_AVAILABLE RECORDS:_
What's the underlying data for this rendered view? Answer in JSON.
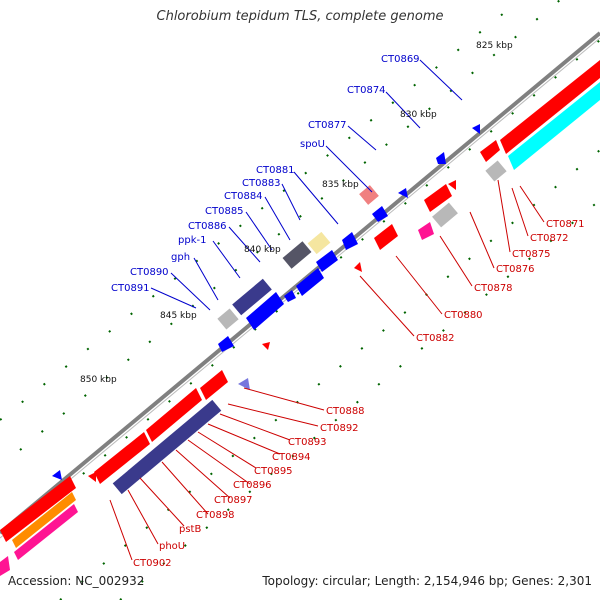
{
  "title": "Chlorobium tepidum TLS, complete genome",
  "footer": {
    "accession": "Accession: NC_002932",
    "summary": "Topology: circular; Length: 2,154,946 bp; Genes: 2,301"
  },
  "ticks": [
    "825 kbp",
    "830 kbp",
    "835 kbp",
    "840 kbp",
    "845 kbp",
    "850 kbp"
  ],
  "labels_blue": [
    "CT0869",
    "CT0874",
    "CT0877",
    "spoU",
    "CT0881",
    "CT0883",
    "CT0884",
    "CT0885",
    "CT0886",
    "ppk-1",
    "gph",
    "CT0890",
    "CT0891"
  ],
  "labels_red": [
    "CT0871",
    "CT0872",
    "CT0875",
    "CT0876",
    "CT0878",
    "CT0880",
    "CT0882",
    "CT0888",
    "CT0892",
    "CT0893",
    "CT0894",
    "CT0895",
    "CT0896",
    "CT0897",
    "CT0898",
    "pstB",
    "phoU",
    "CT0902"
  ],
  "colors": {
    "forward": "#ff0000",
    "reverse": "#0000ff",
    "backbone": "#808080",
    "tick": "#006400",
    "label_blue": "#0000cc",
    "label_red": "#cc0000",
    "cyan": "#00ffff",
    "navy": "#3a3a8c",
    "grey": "#b8b8b8",
    "dark_grey": "#555566",
    "tan": "#f5e6a0",
    "magenta": "#ff1493",
    "orange": "#ff8c00",
    "pink": "#f08080"
  }
}
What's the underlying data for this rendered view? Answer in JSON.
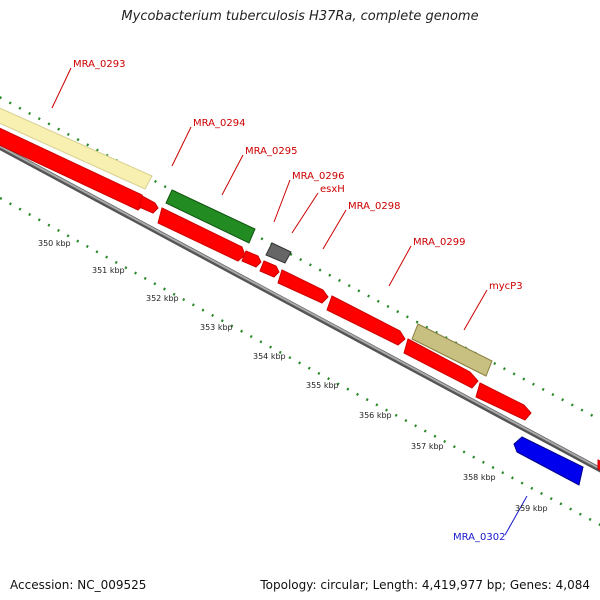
{
  "title": "Mycobacterium tuberculosis H37Ra, complete genome",
  "footer": {
    "accession": "Accession: NC_009525",
    "topology": "Topology: circular; Length: 4,419,977 bp; Genes: 4,084"
  },
  "scale_labels": [
    "350 kbp",
    "351 kbp",
    "352 kbp",
    "353 kbp",
    "354 kbp",
    "355 kbp",
    "356 kbp",
    "357 kbp",
    "358 kbp",
    "359 kbp"
  ],
  "gene_labels": [
    {
      "name": "MRA_0293",
      "color": "#cc0000"
    },
    {
      "name": "MRA_0294",
      "color": "#cc0000"
    },
    {
      "name": "MRA_0295",
      "color": "#cc0000"
    },
    {
      "name": "MRA_0296",
      "color": "#cc0000"
    },
    {
      "name": "esxH",
      "color": "#cc0000"
    },
    {
      "name": "MRA_0298",
      "color": "#cc0000"
    },
    {
      "name": "MRA_0299",
      "color": "#cc0000"
    },
    {
      "name": "mycP3",
      "color": "#cc0000"
    },
    {
      "name": "MRA_0302",
      "color": "#1a1acc"
    }
  ],
  "colors": {
    "forward_cds": "#ff0000",
    "reverse_cds": "#0000ee",
    "pale_feature": "#f7f0b0",
    "green_feature": "#228b22",
    "gray_feature": "#666666",
    "olive_feature": "#c8c080",
    "tick": "#2a8a2a",
    "backbone": "#888888"
  }
}
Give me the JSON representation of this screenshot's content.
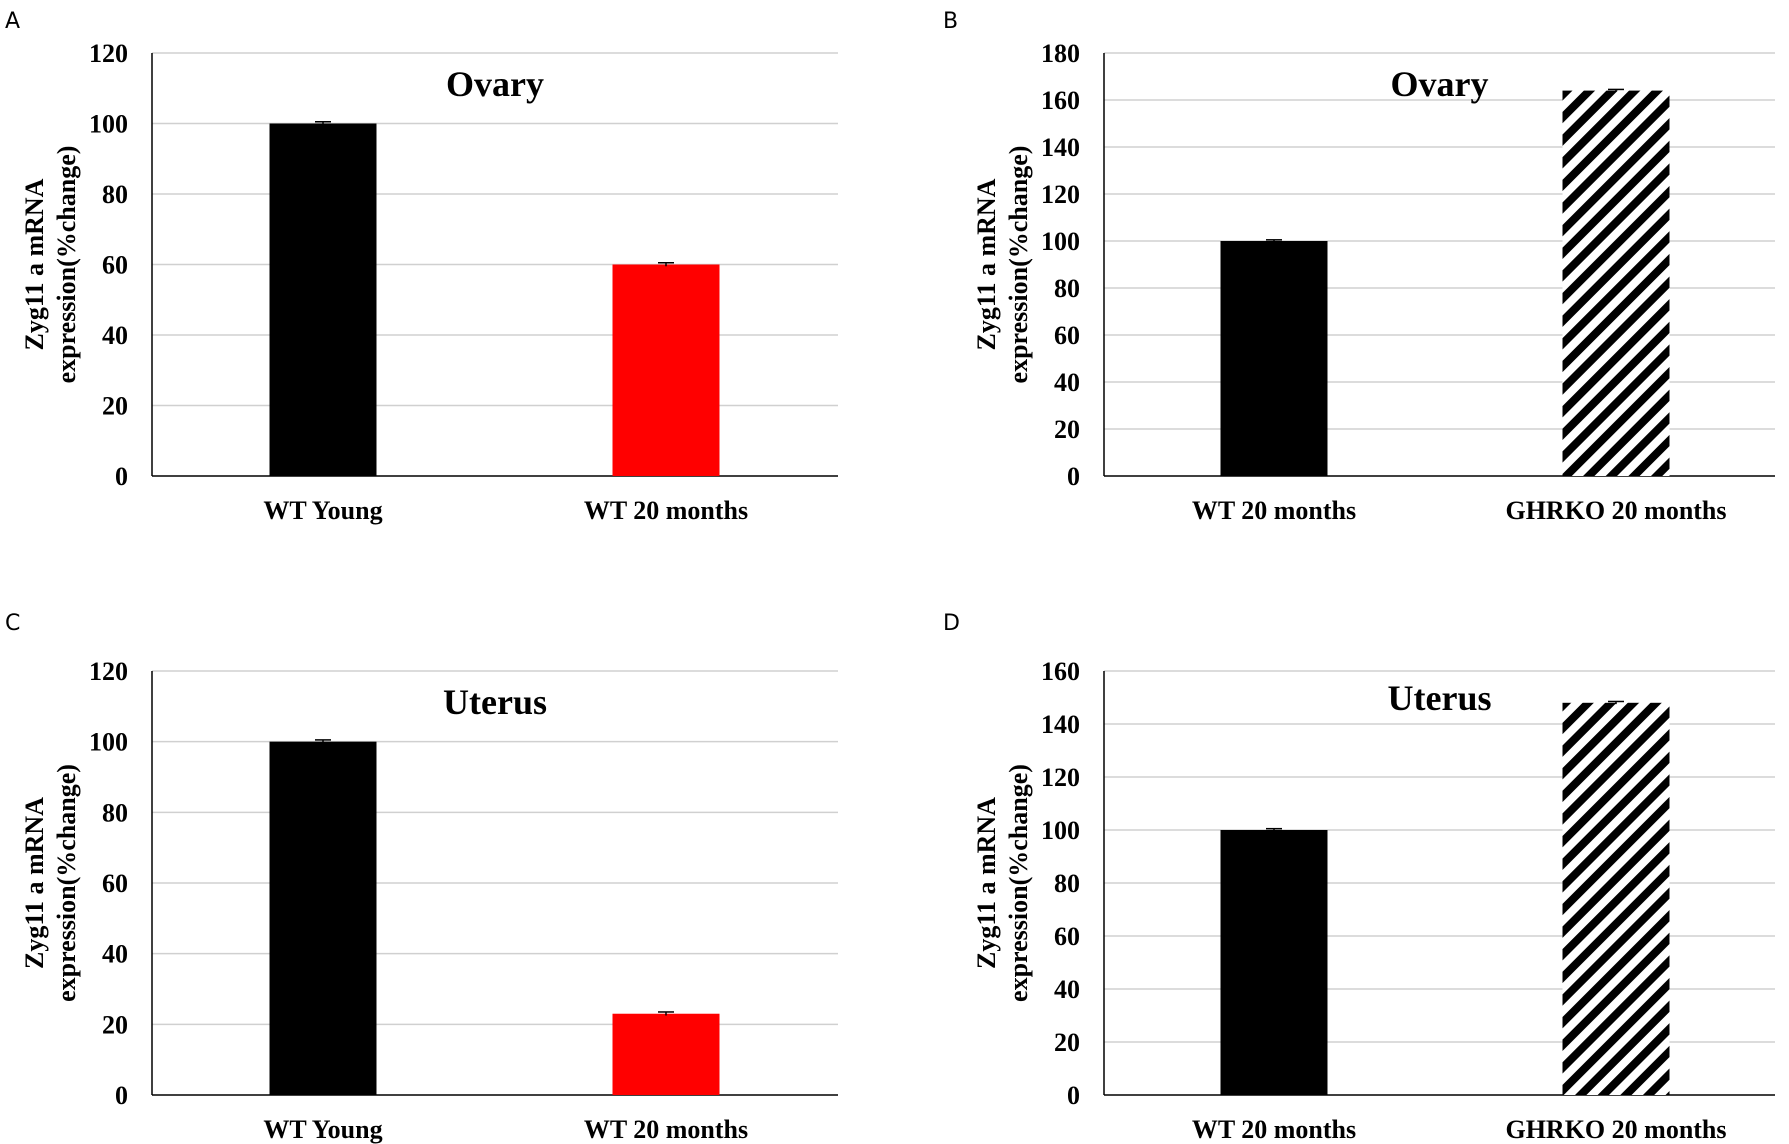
{
  "chart_data": [
    {
      "panel": "A",
      "type": "bar",
      "title": "Ovary",
      "ylabel": [
        "Zyg11 a mRNA",
        "expression(%change)"
      ],
      "xlabel": "",
      "categories": [
        "WT Young",
        "WT 20 months"
      ],
      "values": [
        100,
        60
      ],
      "errors": [
        0.5,
        0.5
      ],
      "bar_styles": [
        "solid",
        "solid"
      ],
      "bar_colors": [
        "#000000",
        "#ff0000"
      ],
      "ylim": [
        0,
        120
      ],
      "yticks": [
        0,
        20,
        40,
        60,
        80,
        100,
        120
      ],
      "grid": true
    },
    {
      "panel": "B",
      "type": "bar",
      "title": "Ovary",
      "ylabel": [
        "Zyg11 a mRNA",
        "expression(%change)"
      ],
      "xlabel": "",
      "categories": [
        "WT 20 months",
        "GHRKO 20 months"
      ],
      "values": [
        100,
        164
      ],
      "errors": [
        0.5,
        0.5
      ],
      "bar_styles": [
        "solid",
        "hatch"
      ],
      "bar_colors": [
        "#000000",
        "#000000"
      ],
      "ylim": [
        0,
        180
      ],
      "yticks": [
        0,
        20,
        40,
        60,
        80,
        100,
        120,
        140,
        160,
        180
      ],
      "grid": true
    },
    {
      "panel": "C",
      "type": "bar",
      "title": "Uterus",
      "ylabel": [
        "Zyg11 a mRNA",
        "expression(%change)"
      ],
      "xlabel": "",
      "categories": [
        "WT Young",
        "WT 20 months"
      ],
      "values": [
        100,
        23
      ],
      "errors": [
        0.5,
        0.5
      ],
      "bar_styles": [
        "solid",
        "solid"
      ],
      "bar_colors": [
        "#000000",
        "#ff0000"
      ],
      "ylim": [
        0,
        120
      ],
      "yticks": [
        0,
        20,
        40,
        60,
        80,
        100,
        120
      ],
      "grid": true
    },
    {
      "panel": "D",
      "type": "bar",
      "title": "Uterus",
      "ylabel": [
        "Zyg11 a mRNA",
        "expression(%change)"
      ],
      "xlabel": "",
      "categories": [
        "WT 20 months",
        "GHRKO 20 months"
      ],
      "values": [
        100,
        148
      ],
      "errors": [
        0.5,
        0.5
      ],
      "bar_styles": [
        "solid",
        "hatch"
      ],
      "bar_colors": [
        "#000000",
        "#000000"
      ],
      "ylim": [
        0,
        160
      ],
      "yticks": [
        0,
        20,
        40,
        60,
        80,
        100,
        120,
        140,
        160
      ],
      "grid": true
    }
  ]
}
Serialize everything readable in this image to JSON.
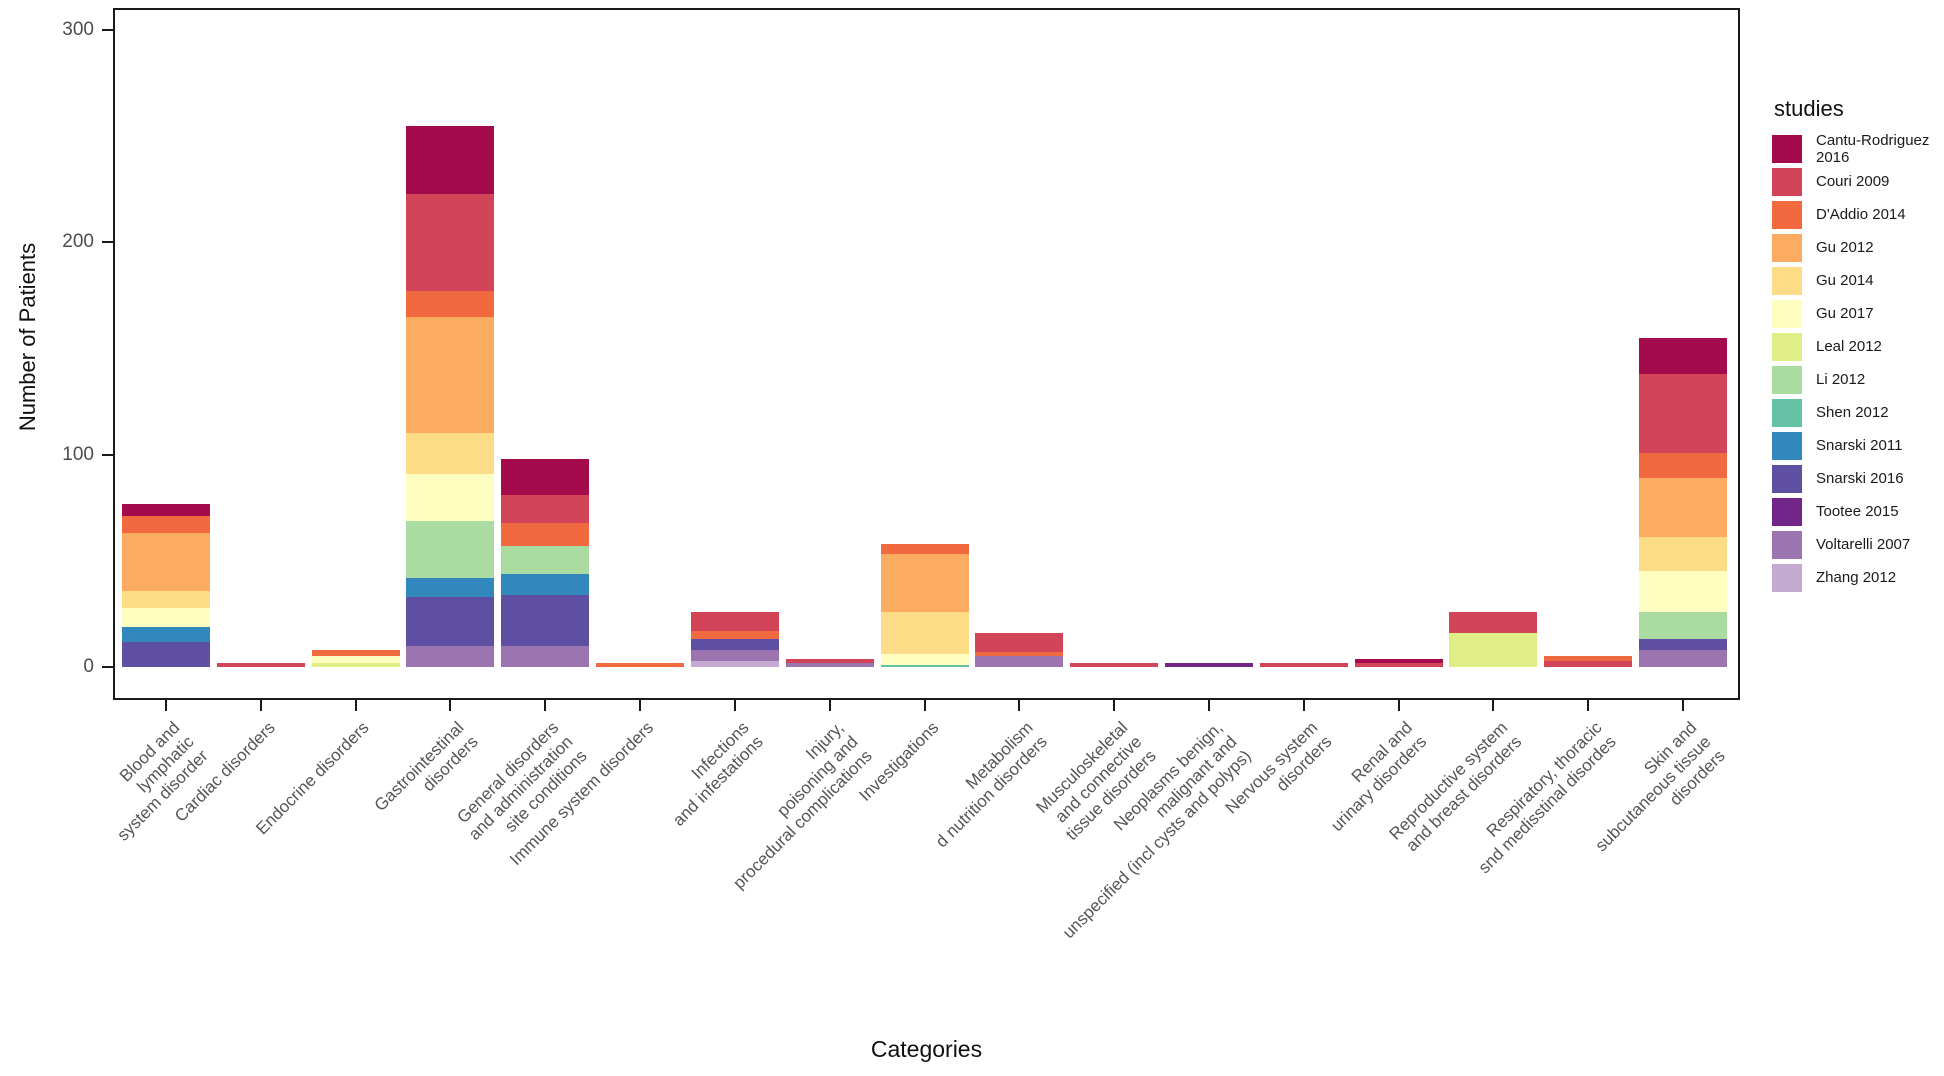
{
  "y_axis": {
    "label": "Number of Patients"
  },
  "x_axis": {
    "label": "Categories"
  },
  "legend": {
    "title": "studies",
    "studies": [
      {
        "name": "Cantu-Rodriguez 2016",
        "color": "#A30B4D"
      },
      {
        "name": "Couri 2009",
        "color": "#D24457"
      },
      {
        "name": "D'Addio 2014",
        "color": "#F0693F"
      },
      {
        "name": "Gu 2012",
        "color": "#FBAC61"
      },
      {
        "name": "Gu 2014",
        "color": "#FDDC87"
      },
      {
        "name": "Gu 2017",
        "color": "#FEFEC0"
      },
      {
        "name": "Leal 2012",
        "color": "#DFEE86"
      },
      {
        "name": "Li 2012",
        "color": "#AADCA2"
      },
      {
        "name": "Shen 2012",
        "color": "#66C2A5"
      },
      {
        "name": "Snarski 2011",
        "color": "#3288BD"
      },
      {
        "name": "Snarski 2016",
        "color": "#5E4FA2"
      },
      {
        "name": "Tootee 2015",
        "color": "#73268A"
      },
      {
        "name": "Voltarelli 2007",
        "color": "#9B74B0"
      },
      {
        "name": "Zhang 2012",
        "color": "#C4A9D1"
      }
    ]
  },
  "chart_data": {
    "type": "bar",
    "variant": "stacked",
    "title": "",
    "xlabel": "Categories",
    "ylabel": "Number of Patients",
    "ylim": [
      0,
      300
    ],
    "y_ticks": [
      0,
      100,
      200,
      300
    ],
    "grid": false,
    "legend_position": "right",
    "categories": [
      {
        "label": "Blood and\nlymphatic\nsystem disorder",
        "segments": [
          {
            "study": "Snarski 2016",
            "value": 12
          },
          {
            "study": "Snarski 2011",
            "value": 7
          },
          {
            "study": "Gu 2017",
            "value": 9
          },
          {
            "study": "Gu 2014",
            "value": 8
          },
          {
            "study": "Gu 2012",
            "value": 27
          },
          {
            "study": "D'Addio 2014",
            "value": 8
          },
          {
            "study": "Cantu-Rodriguez 2016",
            "value": 6
          }
        ]
      },
      {
        "label": "Cardiac disorders",
        "segments": [
          {
            "study": "Couri 2009",
            "value": 2
          }
        ]
      },
      {
        "label": "Endocrine disorders",
        "segments": [
          {
            "study": "Leal 2012",
            "value": 2
          },
          {
            "study": "Gu 2017",
            "value": 3
          },
          {
            "study": "D'Addio 2014",
            "value": 3
          }
        ]
      },
      {
        "label": "Gastrointestinal\ndisorders",
        "segments": [
          {
            "study": "Voltarelli 2007",
            "value": 10
          },
          {
            "study": "Snarski 2016",
            "value": 23
          },
          {
            "study": "Snarski 2011",
            "value": 9
          },
          {
            "study": "Li 2012",
            "value": 27
          },
          {
            "study": "Gu 2017",
            "value": 22
          },
          {
            "study": "Gu 2014",
            "value": 19
          },
          {
            "study": "Gu 2012",
            "value": 55
          },
          {
            "study": "D'Addio 2014",
            "value": 12
          },
          {
            "study": "Couri 2009",
            "value": 46
          },
          {
            "study": "Cantu-Rodriguez 2016",
            "value": 32
          }
        ]
      },
      {
        "label": "General disorders\nand administration\nsite conditions",
        "segments": [
          {
            "study": "Voltarelli 2007",
            "value": 10
          },
          {
            "study": "Snarski 2016",
            "value": 24
          },
          {
            "study": "Snarski 2011",
            "value": 10
          },
          {
            "study": "Li 2012",
            "value": 13
          },
          {
            "study": "D'Addio 2014",
            "value": 11
          },
          {
            "study": "Couri 2009",
            "value": 13
          },
          {
            "study": "Cantu-Rodriguez 2016",
            "value": 17
          }
        ]
      },
      {
        "label": "Immune system disorders",
        "segments": [
          {
            "study": "D'Addio 2014",
            "value": 2
          }
        ]
      },
      {
        "label": "Infections\nand infestations",
        "segments": [
          {
            "study": "Zhang 2012",
            "value": 3
          },
          {
            "study": "Voltarelli 2007",
            "value": 5
          },
          {
            "study": "Snarski 2016",
            "value": 5
          },
          {
            "study": "D'Addio 2014",
            "value": 4
          },
          {
            "study": "Couri 2009",
            "value": 9
          }
        ]
      },
      {
        "label": "Injury,\npoisoning and\nprocedural complications",
        "segments": [
          {
            "study": "Voltarelli 2007",
            "value": 2
          },
          {
            "study": "Couri 2009",
            "value": 2
          }
        ]
      },
      {
        "label": "Investigations",
        "segments": [
          {
            "study": "Shen 2012",
            "value": 1
          },
          {
            "study": "Gu 2017",
            "value": 5
          },
          {
            "study": "Gu 2014",
            "value": 20
          },
          {
            "study": "Gu 2012",
            "value": 27
          },
          {
            "study": "D'Addio 2014",
            "value": 5
          }
        ]
      },
      {
        "label": "Metabolism\nd nutrition disorders",
        "segments": [
          {
            "study": "Voltarelli 2007",
            "value": 5
          },
          {
            "study": "D'Addio 2014",
            "value": 2
          },
          {
            "study": "Couri 2009",
            "value": 9
          }
        ]
      },
      {
        "label": "Musculoskeletal\nand connective\ntissue disorders",
        "segments": [
          {
            "study": "Couri 2009",
            "value": 2
          }
        ]
      },
      {
        "label": "Neoplasms benign,\nmalignant and\nunspecified (incl cysts and polyps)",
        "segments": [
          {
            "study": "Tootee 2015",
            "value": 2
          }
        ]
      },
      {
        "label": "Nervous system\ndisorders",
        "segments": [
          {
            "study": "Couri 2009",
            "value": 2
          }
        ]
      },
      {
        "label": "Renal and\nurinary disorders",
        "segments": [
          {
            "study": "Couri 2009",
            "value": 2
          },
          {
            "study": "Cantu-Rodriguez 2016",
            "value": 2
          }
        ]
      },
      {
        "label": "Reproductive system\nand breast disorders",
        "segments": [
          {
            "study": "Leal 2012",
            "value": 16
          },
          {
            "study": "Couri 2009",
            "value": 10
          }
        ]
      },
      {
        "label": "Respiratory, thoracic\nsnd medisstinal disordes",
        "segments": [
          {
            "study": "Couri 2009",
            "value": 3
          },
          {
            "study": "D'Addio 2014",
            "value": 2
          }
        ]
      },
      {
        "label": "Skin and\nsubcutaneous tissue\ndisorders",
        "segments": [
          {
            "study": "Voltarelli 2007",
            "value": 8
          },
          {
            "study": "Snarski 2016",
            "value": 5
          },
          {
            "study": "Li 2012",
            "value": 13
          },
          {
            "study": "Gu 2017",
            "value": 19
          },
          {
            "study": "Gu 2014",
            "value": 16
          },
          {
            "study": "Gu 2012",
            "value": 28
          },
          {
            "study": "D'Addio 2014",
            "value": 12
          },
          {
            "study": "Couri 2009",
            "value": 37
          },
          {
            "study": "Cantu-Rodriguez 2016",
            "value": 17
          }
        ]
      }
    ]
  }
}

_PROMPT:_ What lines in the data hold the word "Accession"? Return them.

_OUTPUT OF THE EXERCISE:_
    "accession": "Accession: NC_002932",
    "accession": "Accession: NC_009525",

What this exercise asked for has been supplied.